- SHORT EXERCISE -
Quote the material exactly from the line that contains "Output a JSON" through its last line. Any pictures are to be left out.

####################

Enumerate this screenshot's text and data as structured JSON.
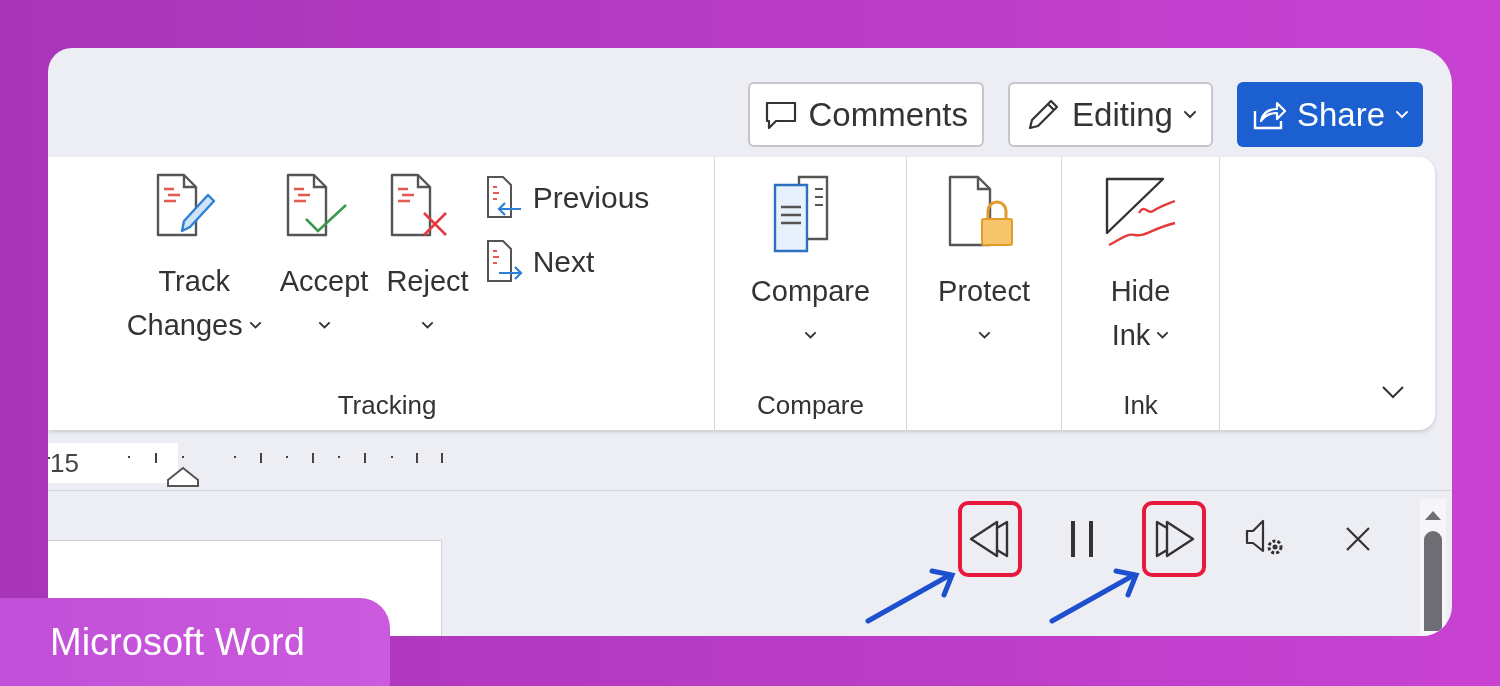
{
  "frame_label": "Microsoft Word",
  "header_buttons": [
    {
      "kind": "comments",
      "label": "Comments",
      "dropdown": false
    },
    {
      "kind": "editing",
      "label": "Editing",
      "dropdown": true
    },
    {
      "kind": "share",
      "label": "Share",
      "dropdown": true
    }
  ],
  "ribbon": {
    "groups": [
      {
        "label": "Tracking",
        "items": [
          {
            "kind": "large",
            "lines": [
              "Track",
              "Changes"
            ],
            "dropdown": true
          },
          {
            "kind": "large",
            "lines": [
              "Accept"
            ],
            "dropdown": true
          },
          {
            "kind": "large",
            "lines": [
              "Reject"
            ],
            "dropdown": true
          },
          {
            "kind": "small",
            "lines": [
              "Previous"
            ],
            "dropdown": false
          },
          {
            "kind": "small",
            "lines": [
              "Next"
            ],
            "dropdown": false
          }
        ]
      },
      {
        "label": "Compare",
        "items": [
          {
            "kind": "large",
            "lines": [
              "Compare"
            ],
            "dropdown": true
          }
        ]
      },
      {
        "items": [
          {
            "kind": "large",
            "lines": [
              "Protect"
            ],
            "dropdown": true
          }
        ]
      },
      {
        "label": "Ink",
        "items": [
          {
            "kind": "large",
            "lines": [
              "Hide",
              "Ink"
            ],
            "dropdown": true
          }
        ]
      }
    ]
  },
  "ruler": {
    "number": "15"
  },
  "read_aloud": [
    {
      "kind": "previous",
      "highlighted": true
    },
    {
      "kind": "pause",
      "highlighted": false
    },
    {
      "kind": "next",
      "highlighted": true
    },
    {
      "kind": "settings",
      "highlighted": false
    },
    {
      "kind": "close",
      "highlighted": false
    }
  ]
}
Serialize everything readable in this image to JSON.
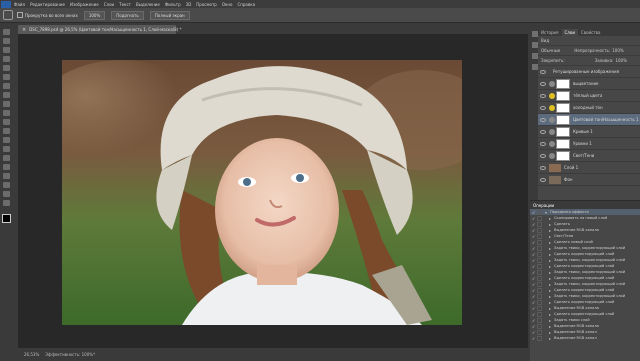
{
  "menu": {
    "items": [
      "Файл",
      "Редактирование",
      "Изображение",
      "Слои",
      "Текст",
      "Выделение",
      "Фильтр",
      "3D",
      "Просмотр",
      "Окно",
      "Справка"
    ]
  },
  "options_bar": {
    "checkbox_label": "Прокрутка во всех окнах",
    "zoom_value": "100%",
    "fit_button": "Подогнать",
    "fill_button": "Полный экран"
  },
  "document": {
    "tab_title": "DSC_7898.psd @ 26,5% (Цветовой тон/Насыщенность 1, Слой-маска/8) *",
    "status_zoom": "26,53%",
    "status_info": "Эффективность: 100%*"
  },
  "layers_panel": {
    "tabs": [
      "История",
      "Слои",
      "Свойства"
    ],
    "active_tab": "Слои",
    "filter_label": "Вид",
    "blend_mode": "Обычные",
    "opacity_label": "Непрозрачность:",
    "opacity_value": "100%",
    "lock_label": "Закрепить:",
    "fill_label": "Заливка:",
    "fill_value": "100%",
    "layers": [
      {
        "name": "Ретушированные изображения",
        "type": "group"
      },
      {
        "name": "выцветание",
        "type": "adjustment"
      },
      {
        "name": "тёплый цвета",
        "type": "adjustment"
      },
      {
        "name": "холодный тон",
        "type": "adjustment"
      },
      {
        "name": "Цветовой тон/Насыщенность 1",
        "type": "adjustment",
        "selected": true
      },
      {
        "name": "Кривые 1",
        "type": "adjustment"
      },
      {
        "name": "Уровни 1",
        "type": "adjustment"
      },
      {
        "name": "Свет/Тени",
        "type": "adjustment"
      },
      {
        "name": "Слой 1",
        "type": "pixel"
      },
      {
        "name": "Фон",
        "type": "pixel"
      }
    ]
  },
  "actions_panel": {
    "title": "Операции",
    "items": [
      {
        "label": "Переделка эффекта",
        "group": true
      },
      {
        "label": "Скопировать на новый слой"
      },
      {
        "label": "Сделать"
      },
      {
        "label": "Выделение RGB канала"
      },
      {
        "label": "Свет/Тени"
      },
      {
        "label": "Сделать новый слой"
      },
      {
        "label": "Задать твики, корректирующий слой"
      },
      {
        "label": "Сделать корректирующий слой"
      },
      {
        "label": "Задать твики, корректирующий слой"
      },
      {
        "label": "Сделать корректирующий слой"
      },
      {
        "label": "Задать твики, корректирующий слой"
      },
      {
        "label": "Сделать корректирующий слой"
      },
      {
        "label": "Задать твики, корректирующий слой"
      },
      {
        "label": "Сделать корректирующий слой"
      },
      {
        "label": "Задать твики, корректирующий слой"
      },
      {
        "label": "Сделать корректирующий слой"
      },
      {
        "label": "Выделение RGB канала"
      },
      {
        "label": "Сделать корректирующий слой"
      },
      {
        "label": "Задать твики слой"
      },
      {
        "label": "Выделение RGB канала"
      },
      {
        "label": "Выделение RGB канал"
      },
      {
        "label": "Выделение RGB канал"
      }
    ]
  },
  "colors": {
    "accent": "#5d6b7e",
    "photoshop_blue": "#2a5fa6"
  }
}
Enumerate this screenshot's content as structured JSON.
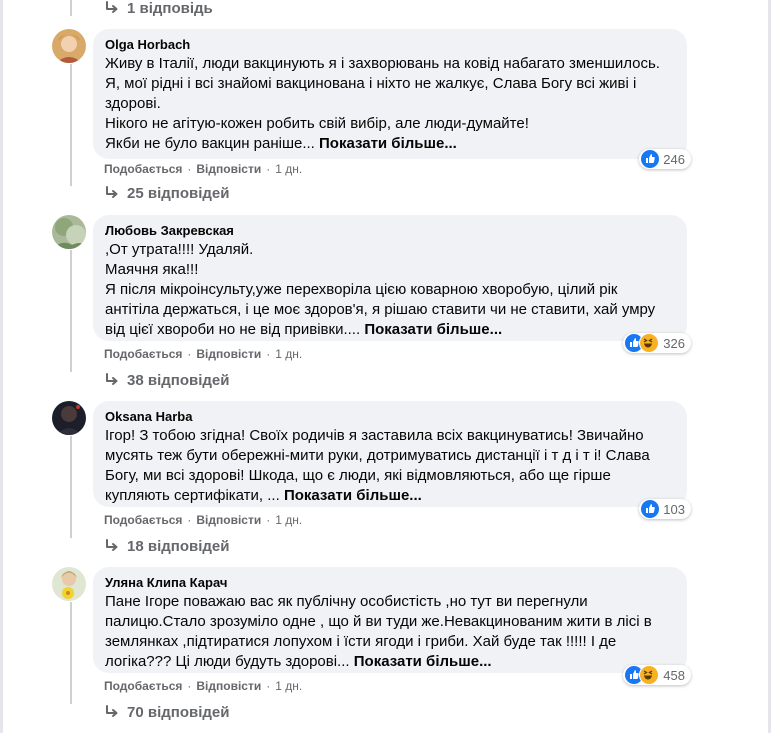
{
  "comments": [
    {
      "author": "Olga Horbach",
      "lines": [
        "Живу в Італії, люди вакцинують я і захворювань на ковід набагато зменшилось.",
        "Я, мої рідні і всі знайомі вакцинована і ніхто не жалкує, Слава Богу всі живі і",
        "здорові.",
        "Нікого не агітую-кожен робить свій вибір, але люди-думайте!"
      ],
      "last_line": "Якби не було вакцин раніше...",
      "see_more": "Показати більше...",
      "reactions": [
        "like"
      ],
      "reaction_count": "246",
      "like_label": "Подобається",
      "reply_label": "Відповісти",
      "time": "1 дн.",
      "replies_label": "25 відповідей"
    },
    {
      "author": "Любовь Закревская",
      "lines": [
        ",От утрата!!!! Удаляй.",
        "Маячня яка!!!",
        "Я після мікроінсульту,уже перехворіла цією коварною хворобую, цілий рік",
        "антітіла держаться, і це моє здоров'я, я рішаю ставити чи не ставити, хай умру"
      ],
      "last_line": "від цієї хвороби но не від привівки....",
      "see_more": "Показати більше...",
      "reactions": [
        "like",
        "haha"
      ],
      "reaction_count": "326",
      "like_label": "Подобається",
      "reply_label": "Відповісти",
      "time": "1 дн.",
      "replies_label": "38 відповідей"
    },
    {
      "author": "Oksana Harba",
      "lines": [
        "Ігор! З тобою згідна! Своїх родичів я заставила всіх вакцинуватись! Звичайно",
        "мусять теж бути обережні-мити руки, дотримуватись дистанції і т д і т і! Слава",
        "Богу, ми всі здорові! Шкода, що є люди, які відмовляються, або ще гірше"
      ],
      "last_line": "купляють сертифікати, ...",
      "see_more": "Показати більше...",
      "reactions": [
        "like"
      ],
      "reaction_count": "103",
      "like_label": "Подобається",
      "reply_label": "Відповісти",
      "time": "1 дн.",
      "replies_label": "18 відповідей"
    },
    {
      "author": "Уляна Клипа Карач",
      "lines": [
        "Пане Ігоре поважаю вас як публічну особистість ,но тут ви перегнули",
        "палицю.Стало зрозуміло одне , що й ви туди же.Невакцинованим жити в лісі в",
        "землянках ,підтиратися лопухом і їсти ягоди і гриби. Хай буде так !!!!! І де"
      ],
      "last_line": "логіка??? Ці люди будуть здорові...",
      "see_more": "Показати більше...",
      "reactions": [
        "like",
        "haha"
      ],
      "reaction_count": "458",
      "like_label": "Подобається",
      "reply_label": "Відповісти",
      "time": "1 дн.",
      "replies_label": "70 відповідей"
    }
  ],
  "top_replies_label": "1 відповідь",
  "colors": {
    "bubble": "#f0f2f5",
    "secondary_text": "#65676b",
    "like_blue": "#1877f2",
    "haha_yellow": "#f7b125"
  }
}
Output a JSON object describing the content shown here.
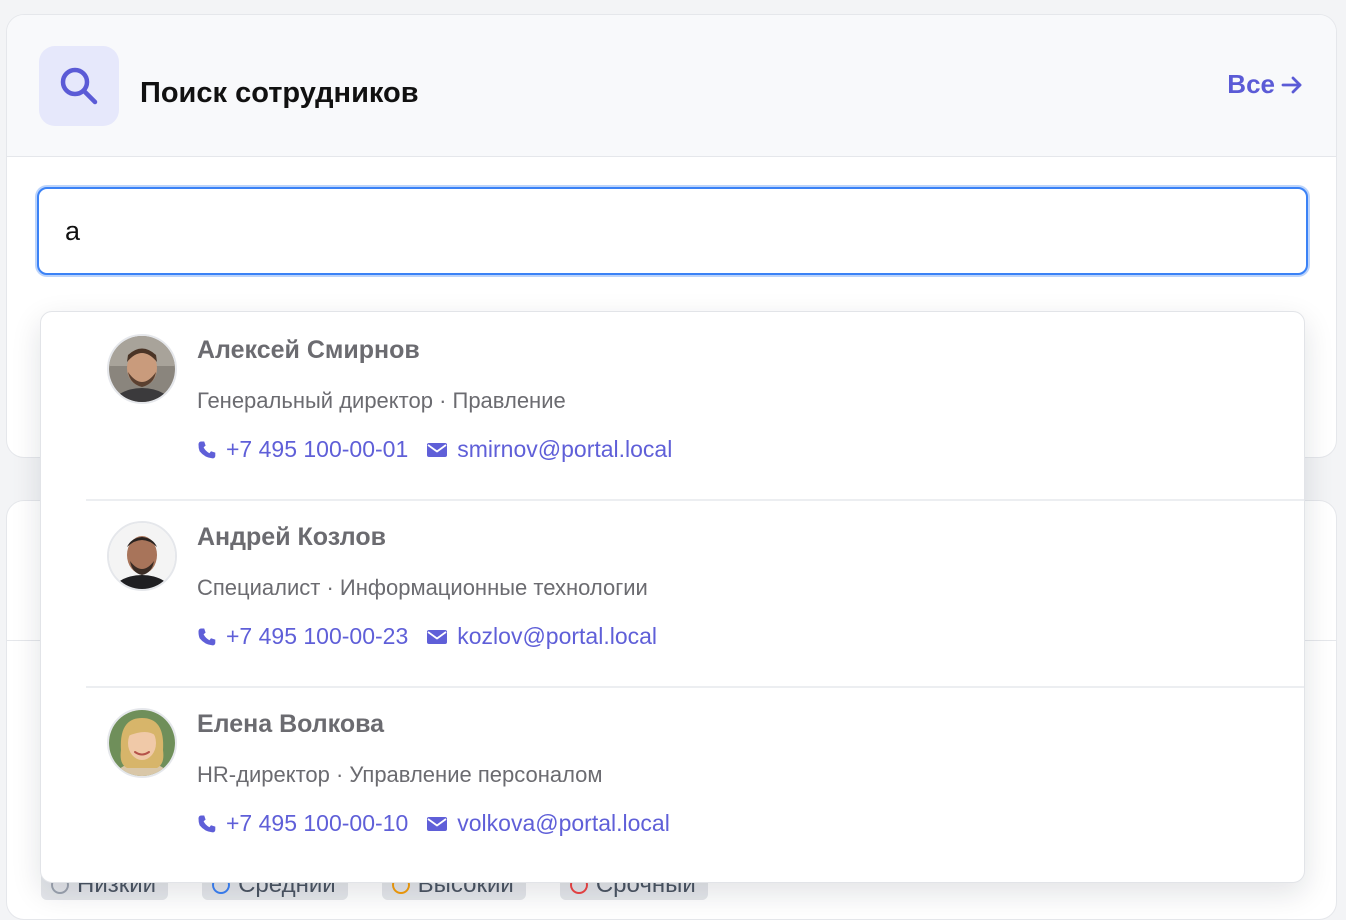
{
  "header": {
    "title": "Поиск сотрудников",
    "all_link": "Все"
  },
  "search": {
    "value": "а"
  },
  "priorities": [
    "Низкий",
    "Средний",
    "Высокий",
    "Срочный"
  ],
  "results": [
    {
      "name": "Алексей Смирнов",
      "role": "Генеральный директор · Правление",
      "phone": "+7 495 100-00-01",
      "email": "smirnov@portal.local"
    },
    {
      "name": "Андрей Козлов",
      "role": "Специалист · Информационные технологии",
      "phone": "+7 495 100-00-23",
      "email": "kozlov@portal.local"
    },
    {
      "name": "Елена Волкова",
      "role": "HR-директор · Управление персоналом",
      "phone": "+7 495 100-00-10",
      "email": "volkova@portal.local"
    }
  ],
  "colors": {
    "accent": "#5b5bd6",
    "focus_ring": "#3b82f6"
  }
}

####################

- COMPLETE OUTPUT -
Output a JSON object describing the content shown here.
{
  "header": {
    "title": "Поиск сотрудников",
    "all_link": "Все"
  },
  "search": {
    "value": "а"
  },
  "priorities": [
    "Низкий",
    "Средний",
    "Высокий",
    "Срочный"
  ],
  "results": [
    {
      "name": "Алексей Смирнов",
      "role": "Генеральный директор · Правление",
      "phone": "+7 495 100-00-01",
      "email": "smirnov@portal.local"
    },
    {
      "name": "Андрей Козлов",
      "role": "Специалист · Информационные технологии",
      "phone": "+7 495 100-00-23",
      "email": "kozlov@portal.local"
    },
    {
      "name": "Елена Волкова",
      "role": "HR-директор · Управление персоналом",
      "phone": "+7 495 100-00-10",
      "email": "volkova@portal.local"
    }
  ],
  "colors": {
    "accent": "#5b5bd6",
    "focus_ring": "#3b82f6"
  }
}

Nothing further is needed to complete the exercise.